#### [Challenge]
Count, in the entries below, the lines in which "true" occurs. Give the number, nothing more.

Records that describe figures
— Start —

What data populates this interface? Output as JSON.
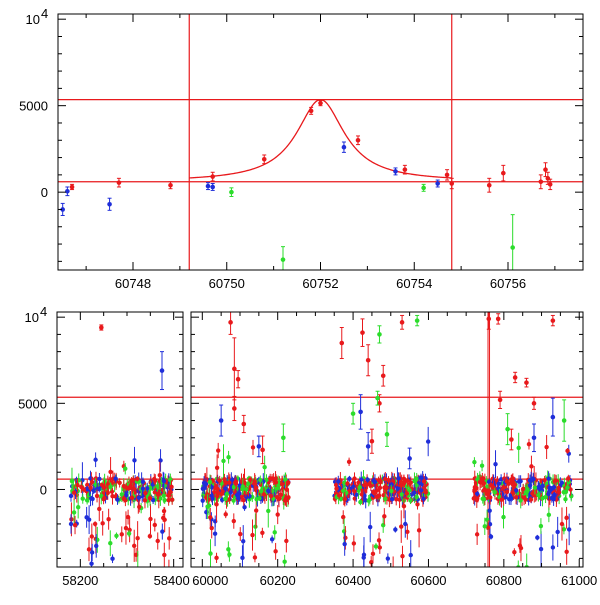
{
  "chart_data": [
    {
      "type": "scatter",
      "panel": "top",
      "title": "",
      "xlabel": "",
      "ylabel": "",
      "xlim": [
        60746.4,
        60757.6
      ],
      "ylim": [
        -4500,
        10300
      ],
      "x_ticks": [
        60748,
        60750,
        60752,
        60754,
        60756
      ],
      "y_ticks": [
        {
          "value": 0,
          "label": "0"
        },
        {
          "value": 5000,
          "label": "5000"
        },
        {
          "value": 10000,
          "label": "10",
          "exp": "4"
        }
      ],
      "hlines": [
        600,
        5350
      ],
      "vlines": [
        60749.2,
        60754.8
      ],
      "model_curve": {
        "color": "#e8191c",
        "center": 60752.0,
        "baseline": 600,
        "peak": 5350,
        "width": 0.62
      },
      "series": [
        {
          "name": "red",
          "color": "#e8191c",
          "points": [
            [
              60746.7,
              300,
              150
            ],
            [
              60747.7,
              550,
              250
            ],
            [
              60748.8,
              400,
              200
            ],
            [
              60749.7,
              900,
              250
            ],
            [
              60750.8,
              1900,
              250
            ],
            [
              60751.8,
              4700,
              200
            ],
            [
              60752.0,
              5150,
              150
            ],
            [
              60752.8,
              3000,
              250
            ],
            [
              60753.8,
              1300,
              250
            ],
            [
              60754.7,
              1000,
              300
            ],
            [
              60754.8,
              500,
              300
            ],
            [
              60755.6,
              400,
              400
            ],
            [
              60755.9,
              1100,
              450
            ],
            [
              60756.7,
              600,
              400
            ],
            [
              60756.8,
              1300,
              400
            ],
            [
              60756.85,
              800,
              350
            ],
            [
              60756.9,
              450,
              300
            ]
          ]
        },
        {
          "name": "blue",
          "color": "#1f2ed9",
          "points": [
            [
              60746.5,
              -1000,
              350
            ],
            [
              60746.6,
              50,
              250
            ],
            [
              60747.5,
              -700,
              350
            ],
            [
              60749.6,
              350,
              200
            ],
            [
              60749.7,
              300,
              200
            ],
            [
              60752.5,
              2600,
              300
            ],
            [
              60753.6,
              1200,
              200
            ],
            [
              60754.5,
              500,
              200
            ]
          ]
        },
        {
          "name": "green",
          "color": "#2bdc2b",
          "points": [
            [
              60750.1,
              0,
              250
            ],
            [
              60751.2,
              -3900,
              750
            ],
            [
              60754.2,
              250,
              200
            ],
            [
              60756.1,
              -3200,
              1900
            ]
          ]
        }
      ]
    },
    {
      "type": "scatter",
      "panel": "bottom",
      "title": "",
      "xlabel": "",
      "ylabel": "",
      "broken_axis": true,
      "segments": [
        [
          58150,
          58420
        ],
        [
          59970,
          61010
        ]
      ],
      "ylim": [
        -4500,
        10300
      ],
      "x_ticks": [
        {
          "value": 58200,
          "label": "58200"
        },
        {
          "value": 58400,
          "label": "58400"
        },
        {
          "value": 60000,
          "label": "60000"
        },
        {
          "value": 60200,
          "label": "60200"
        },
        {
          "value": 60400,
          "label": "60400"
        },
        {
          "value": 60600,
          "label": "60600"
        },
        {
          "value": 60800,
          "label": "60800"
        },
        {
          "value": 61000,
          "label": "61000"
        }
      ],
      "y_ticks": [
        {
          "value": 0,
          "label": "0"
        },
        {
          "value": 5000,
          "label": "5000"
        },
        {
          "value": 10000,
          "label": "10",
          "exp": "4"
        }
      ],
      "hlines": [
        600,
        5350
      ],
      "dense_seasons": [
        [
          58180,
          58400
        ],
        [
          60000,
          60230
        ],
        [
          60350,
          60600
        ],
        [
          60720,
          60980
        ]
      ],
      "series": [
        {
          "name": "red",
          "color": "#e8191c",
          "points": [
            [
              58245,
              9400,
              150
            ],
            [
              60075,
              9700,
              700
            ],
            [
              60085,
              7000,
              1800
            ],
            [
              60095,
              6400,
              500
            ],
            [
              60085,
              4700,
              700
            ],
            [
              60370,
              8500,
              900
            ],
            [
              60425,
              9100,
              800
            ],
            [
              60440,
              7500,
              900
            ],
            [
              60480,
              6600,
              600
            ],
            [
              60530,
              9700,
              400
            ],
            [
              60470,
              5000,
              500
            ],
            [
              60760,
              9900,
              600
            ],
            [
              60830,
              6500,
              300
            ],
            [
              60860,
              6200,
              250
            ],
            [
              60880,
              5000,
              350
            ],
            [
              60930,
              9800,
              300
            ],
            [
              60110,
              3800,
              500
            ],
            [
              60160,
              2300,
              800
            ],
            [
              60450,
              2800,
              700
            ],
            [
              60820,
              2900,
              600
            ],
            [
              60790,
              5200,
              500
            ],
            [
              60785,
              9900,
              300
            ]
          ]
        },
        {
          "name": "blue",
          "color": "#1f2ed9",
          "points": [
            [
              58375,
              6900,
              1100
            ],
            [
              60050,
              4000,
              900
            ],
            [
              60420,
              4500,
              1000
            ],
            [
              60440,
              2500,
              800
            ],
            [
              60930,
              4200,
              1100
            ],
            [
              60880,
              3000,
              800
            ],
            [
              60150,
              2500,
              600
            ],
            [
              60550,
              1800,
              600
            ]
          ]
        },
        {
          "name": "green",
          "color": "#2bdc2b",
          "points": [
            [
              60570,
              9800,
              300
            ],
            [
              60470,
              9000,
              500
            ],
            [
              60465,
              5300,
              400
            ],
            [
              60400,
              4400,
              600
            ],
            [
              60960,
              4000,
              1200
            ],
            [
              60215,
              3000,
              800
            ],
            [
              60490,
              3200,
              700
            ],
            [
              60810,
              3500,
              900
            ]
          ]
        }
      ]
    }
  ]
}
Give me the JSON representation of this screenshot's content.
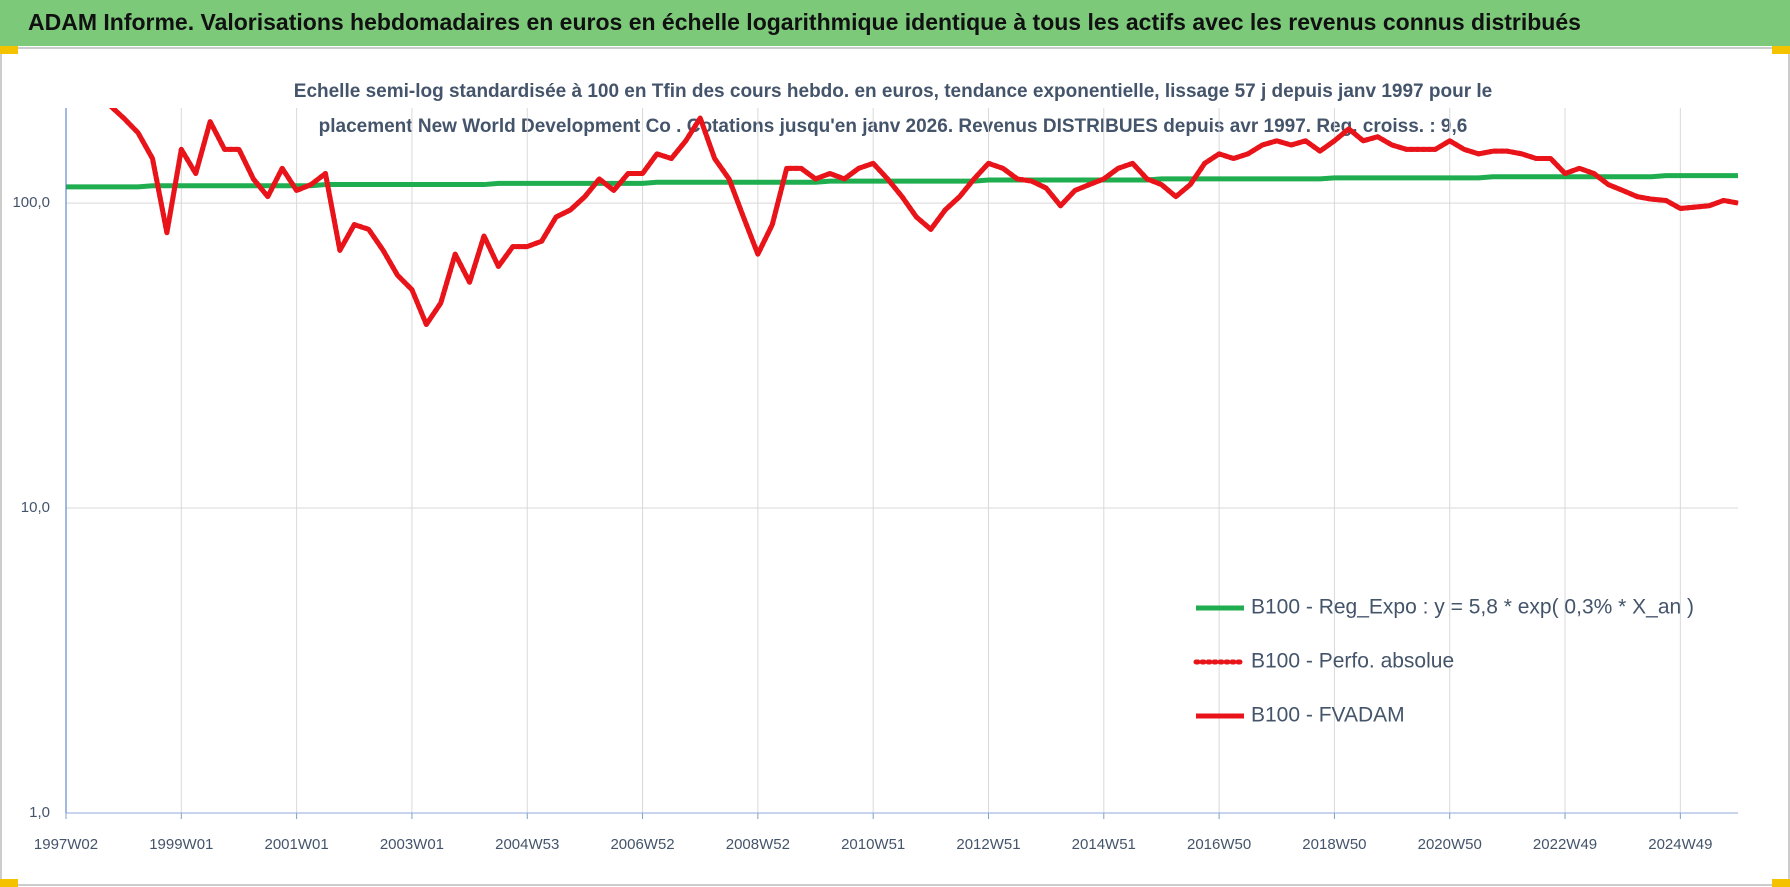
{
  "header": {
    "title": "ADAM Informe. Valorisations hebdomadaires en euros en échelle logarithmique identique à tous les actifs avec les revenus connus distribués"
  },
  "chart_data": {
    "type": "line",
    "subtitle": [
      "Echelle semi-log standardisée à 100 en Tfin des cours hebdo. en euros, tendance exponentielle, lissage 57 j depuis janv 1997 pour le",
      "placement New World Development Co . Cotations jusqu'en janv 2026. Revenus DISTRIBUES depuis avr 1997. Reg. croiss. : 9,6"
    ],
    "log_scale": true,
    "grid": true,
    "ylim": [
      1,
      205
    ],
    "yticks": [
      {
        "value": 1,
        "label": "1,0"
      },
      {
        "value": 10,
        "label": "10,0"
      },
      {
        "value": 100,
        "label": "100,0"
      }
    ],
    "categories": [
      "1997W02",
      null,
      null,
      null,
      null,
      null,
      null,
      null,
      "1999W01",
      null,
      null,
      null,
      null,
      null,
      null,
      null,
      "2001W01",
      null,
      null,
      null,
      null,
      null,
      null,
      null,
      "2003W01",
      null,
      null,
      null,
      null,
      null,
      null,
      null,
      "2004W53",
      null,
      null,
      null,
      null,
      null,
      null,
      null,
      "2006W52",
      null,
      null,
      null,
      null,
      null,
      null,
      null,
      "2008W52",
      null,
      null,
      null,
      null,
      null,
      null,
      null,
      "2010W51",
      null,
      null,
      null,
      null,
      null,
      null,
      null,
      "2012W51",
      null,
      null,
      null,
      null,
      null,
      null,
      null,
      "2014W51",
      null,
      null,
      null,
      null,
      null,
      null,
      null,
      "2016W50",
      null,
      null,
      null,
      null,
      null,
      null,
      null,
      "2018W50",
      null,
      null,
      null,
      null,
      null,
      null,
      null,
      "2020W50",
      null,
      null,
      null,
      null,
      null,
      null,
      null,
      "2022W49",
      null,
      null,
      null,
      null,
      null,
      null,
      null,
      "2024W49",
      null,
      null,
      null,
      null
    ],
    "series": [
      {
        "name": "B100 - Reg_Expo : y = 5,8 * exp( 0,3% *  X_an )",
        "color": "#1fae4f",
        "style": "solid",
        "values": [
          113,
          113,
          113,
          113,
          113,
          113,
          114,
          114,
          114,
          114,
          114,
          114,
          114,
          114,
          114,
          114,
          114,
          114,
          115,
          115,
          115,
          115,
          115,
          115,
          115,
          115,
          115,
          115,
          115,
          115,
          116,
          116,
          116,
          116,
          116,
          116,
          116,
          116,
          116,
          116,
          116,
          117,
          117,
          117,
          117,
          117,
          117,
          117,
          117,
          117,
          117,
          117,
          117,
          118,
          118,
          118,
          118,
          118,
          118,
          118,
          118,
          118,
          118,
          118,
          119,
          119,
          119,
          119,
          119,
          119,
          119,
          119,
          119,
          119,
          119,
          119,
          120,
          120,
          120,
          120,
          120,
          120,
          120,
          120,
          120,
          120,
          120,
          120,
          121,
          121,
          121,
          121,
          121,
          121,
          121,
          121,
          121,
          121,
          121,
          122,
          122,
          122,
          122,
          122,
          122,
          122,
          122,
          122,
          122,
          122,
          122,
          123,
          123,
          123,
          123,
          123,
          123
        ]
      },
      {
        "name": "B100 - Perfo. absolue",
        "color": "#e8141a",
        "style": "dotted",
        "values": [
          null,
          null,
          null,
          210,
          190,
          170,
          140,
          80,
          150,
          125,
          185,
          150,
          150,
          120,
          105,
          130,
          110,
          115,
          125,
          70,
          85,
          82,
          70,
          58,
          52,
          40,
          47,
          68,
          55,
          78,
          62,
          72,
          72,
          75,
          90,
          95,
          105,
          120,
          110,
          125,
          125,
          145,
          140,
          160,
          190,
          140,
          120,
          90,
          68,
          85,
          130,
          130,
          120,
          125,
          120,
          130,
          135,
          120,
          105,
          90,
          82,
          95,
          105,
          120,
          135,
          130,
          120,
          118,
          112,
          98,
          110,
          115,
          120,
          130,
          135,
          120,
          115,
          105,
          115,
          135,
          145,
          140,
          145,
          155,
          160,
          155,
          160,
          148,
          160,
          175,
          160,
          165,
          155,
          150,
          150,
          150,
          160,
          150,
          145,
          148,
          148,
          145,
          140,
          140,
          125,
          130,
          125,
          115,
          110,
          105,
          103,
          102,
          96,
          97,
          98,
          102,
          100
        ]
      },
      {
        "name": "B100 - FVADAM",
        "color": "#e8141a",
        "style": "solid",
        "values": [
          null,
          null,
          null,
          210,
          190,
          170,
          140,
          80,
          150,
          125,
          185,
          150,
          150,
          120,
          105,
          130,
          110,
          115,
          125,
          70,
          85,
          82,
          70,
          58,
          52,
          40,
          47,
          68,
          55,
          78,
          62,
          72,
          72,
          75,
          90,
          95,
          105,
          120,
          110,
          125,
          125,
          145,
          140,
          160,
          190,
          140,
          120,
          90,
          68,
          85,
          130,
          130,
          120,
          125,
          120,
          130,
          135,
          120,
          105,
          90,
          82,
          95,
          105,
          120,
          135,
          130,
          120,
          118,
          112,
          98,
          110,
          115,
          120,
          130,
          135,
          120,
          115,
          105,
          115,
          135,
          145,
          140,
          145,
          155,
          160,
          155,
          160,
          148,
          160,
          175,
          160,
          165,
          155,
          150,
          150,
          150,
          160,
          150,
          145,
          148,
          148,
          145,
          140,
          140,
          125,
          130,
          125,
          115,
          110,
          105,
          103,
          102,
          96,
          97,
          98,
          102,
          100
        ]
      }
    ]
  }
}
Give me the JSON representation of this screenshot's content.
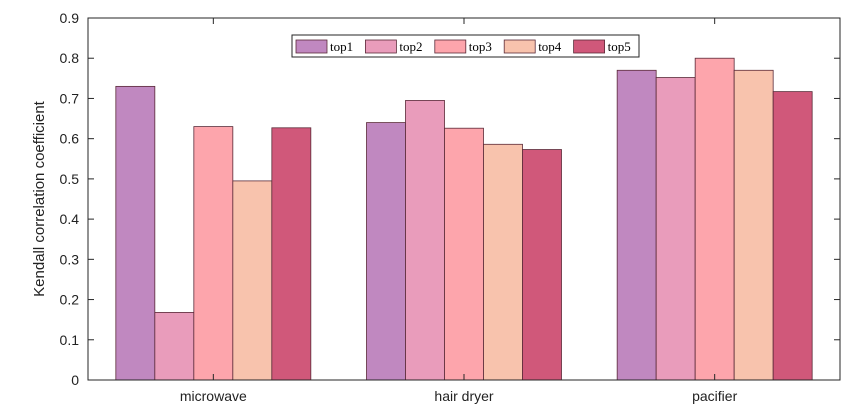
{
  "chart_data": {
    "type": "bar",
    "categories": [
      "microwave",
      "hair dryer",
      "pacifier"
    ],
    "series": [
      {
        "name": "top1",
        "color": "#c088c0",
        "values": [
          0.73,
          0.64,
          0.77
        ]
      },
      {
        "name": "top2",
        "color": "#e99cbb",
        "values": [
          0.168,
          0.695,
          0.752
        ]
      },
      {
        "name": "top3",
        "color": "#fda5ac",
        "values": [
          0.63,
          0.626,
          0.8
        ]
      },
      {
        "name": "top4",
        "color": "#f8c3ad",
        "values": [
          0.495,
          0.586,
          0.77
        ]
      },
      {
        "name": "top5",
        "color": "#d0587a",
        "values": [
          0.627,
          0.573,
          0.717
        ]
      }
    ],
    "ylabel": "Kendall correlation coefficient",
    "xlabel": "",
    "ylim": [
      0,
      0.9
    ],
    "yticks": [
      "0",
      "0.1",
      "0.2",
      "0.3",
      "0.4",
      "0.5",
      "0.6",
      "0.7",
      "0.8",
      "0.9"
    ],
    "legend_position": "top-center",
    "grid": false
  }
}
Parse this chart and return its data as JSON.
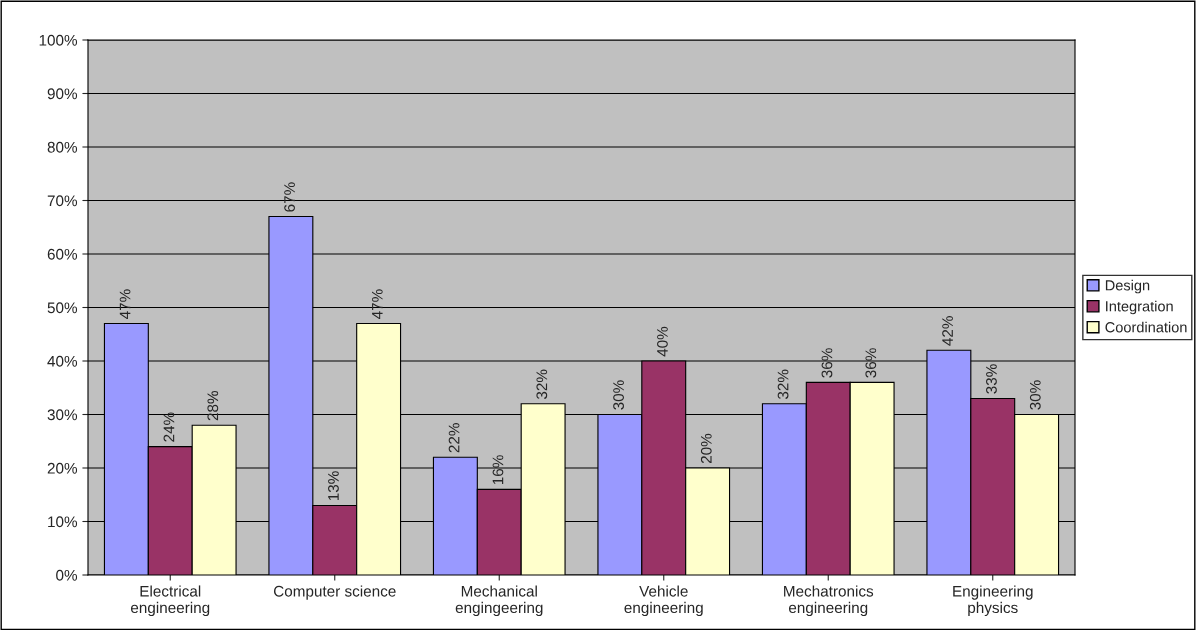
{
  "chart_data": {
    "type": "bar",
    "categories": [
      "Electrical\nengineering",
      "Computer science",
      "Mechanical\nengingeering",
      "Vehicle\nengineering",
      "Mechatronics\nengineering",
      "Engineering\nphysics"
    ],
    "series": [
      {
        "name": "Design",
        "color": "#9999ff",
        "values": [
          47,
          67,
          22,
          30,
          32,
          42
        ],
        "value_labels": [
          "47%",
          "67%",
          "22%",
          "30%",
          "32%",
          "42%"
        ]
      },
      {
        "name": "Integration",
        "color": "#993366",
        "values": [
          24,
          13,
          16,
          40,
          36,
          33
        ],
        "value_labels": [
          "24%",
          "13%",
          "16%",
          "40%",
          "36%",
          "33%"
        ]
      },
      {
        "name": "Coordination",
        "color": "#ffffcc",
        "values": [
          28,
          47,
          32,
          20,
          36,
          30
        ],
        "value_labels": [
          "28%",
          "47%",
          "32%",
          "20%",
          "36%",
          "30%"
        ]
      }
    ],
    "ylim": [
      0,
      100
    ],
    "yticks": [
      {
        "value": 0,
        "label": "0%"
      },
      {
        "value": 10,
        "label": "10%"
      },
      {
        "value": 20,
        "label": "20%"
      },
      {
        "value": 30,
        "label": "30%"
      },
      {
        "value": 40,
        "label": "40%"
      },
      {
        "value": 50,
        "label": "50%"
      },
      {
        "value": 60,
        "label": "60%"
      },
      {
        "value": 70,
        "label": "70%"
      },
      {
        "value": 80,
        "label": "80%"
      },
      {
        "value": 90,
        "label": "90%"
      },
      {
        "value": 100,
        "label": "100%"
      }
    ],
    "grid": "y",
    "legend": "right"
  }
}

— End —

#### [Final answer]
3